- WHAT YOU ARE ASKED TO DO:
Quote the records in full and leave their pictures out.

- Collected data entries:
..............................
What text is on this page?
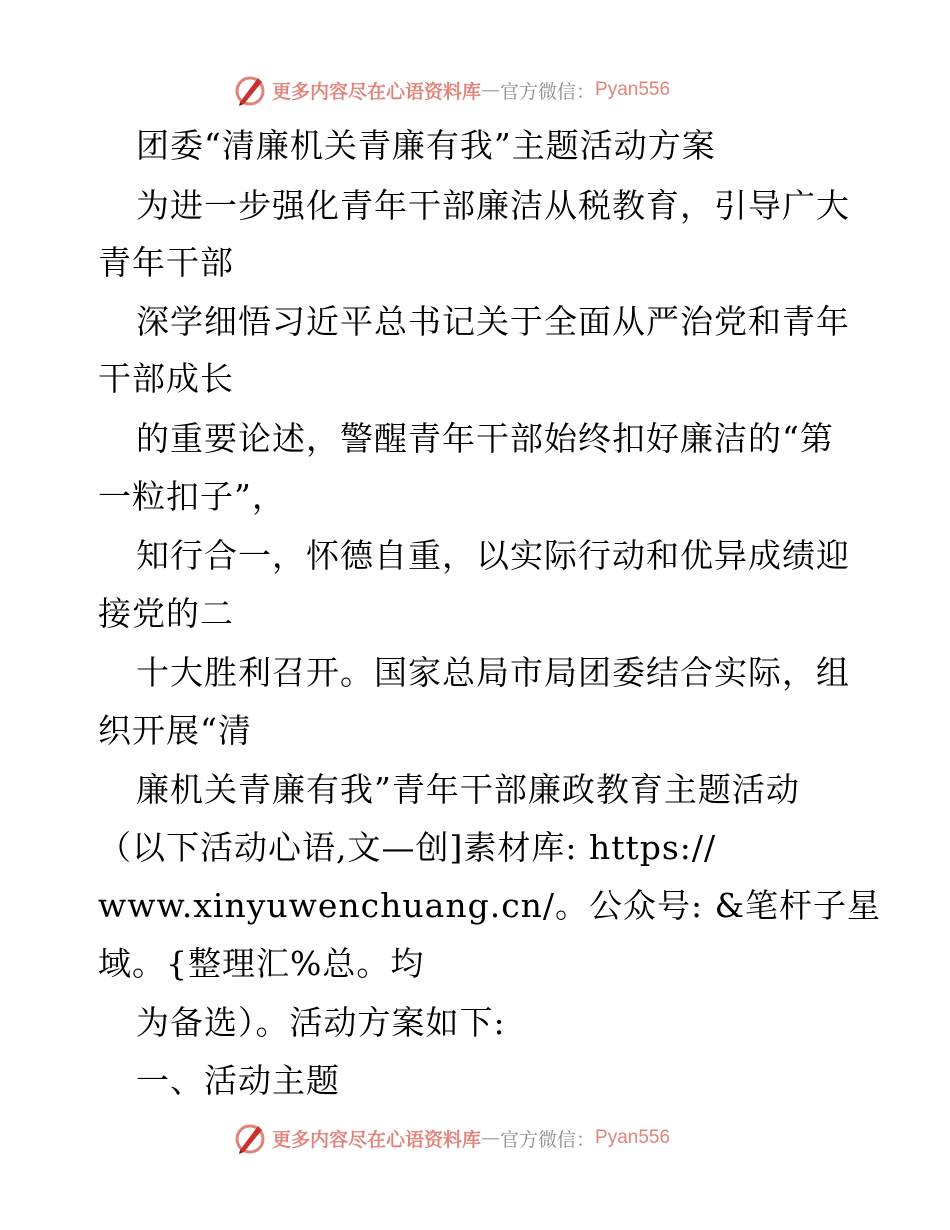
更多内容尽在心语资料库 — 官方微信： Pyan556
团委“清廉机关青廉有我”主题活动方案
为进一步强化青年干部廉洁从税教育，引导广大
青年干部
深学细悟习近平总书记关于全面从严治党和青年
干部成长
的重要论述，警醒青年干部始终扣好廉洁的“第
一粒扣子”，
知行合一，怀德自重，以实际行动和优异成绩迎
接党的二
十大胜利召开。国家总局市局团委结合实际，组
织开展“清
廉机关青廉有我”青年干部廉政教育主题活动
（以下活动心语,文—创]素材库: https://
www.xinyuwenchuang.cn/。公众号: &笔杆子星
域。{整理汇%总。均
为备选）。活动方案如下:
一、活动主题
更多内容尽在心语资料库 — 官方微信： Pyan556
..............................
- RESPONSE TO THE TASK:
What text is on this page?
更多内容尽在心语资料库 — 官方微信： Pyan556
团委“清廉机关青廉有我”主题活动方案
为进一步强化青年干部廉洁从税教育，引导广大
青年干部
深学细悟习近平总书记关于全面从严治党和青年
干部成长
的重要论述，警醒青年干部始终扣好廉洁的“第
一粒扣子”，
知行合一，怀德自重，以实际行动和优异成绩迎
接党的二
十大胜利召开。国家总局市局团委结合实际，组
织开展“清
廉机关青廉有我”青年干部廉政教育主题活动
（以下活动心语,文—创]素材库: https://
www.xinyuwenchuang.cn/。公众号: &笔杆子星
域。{整理汇%总。均
为备选）。活动方案如下:
一、活动主题
更多内容尽在心语资料库 — 官方微信： Pyan556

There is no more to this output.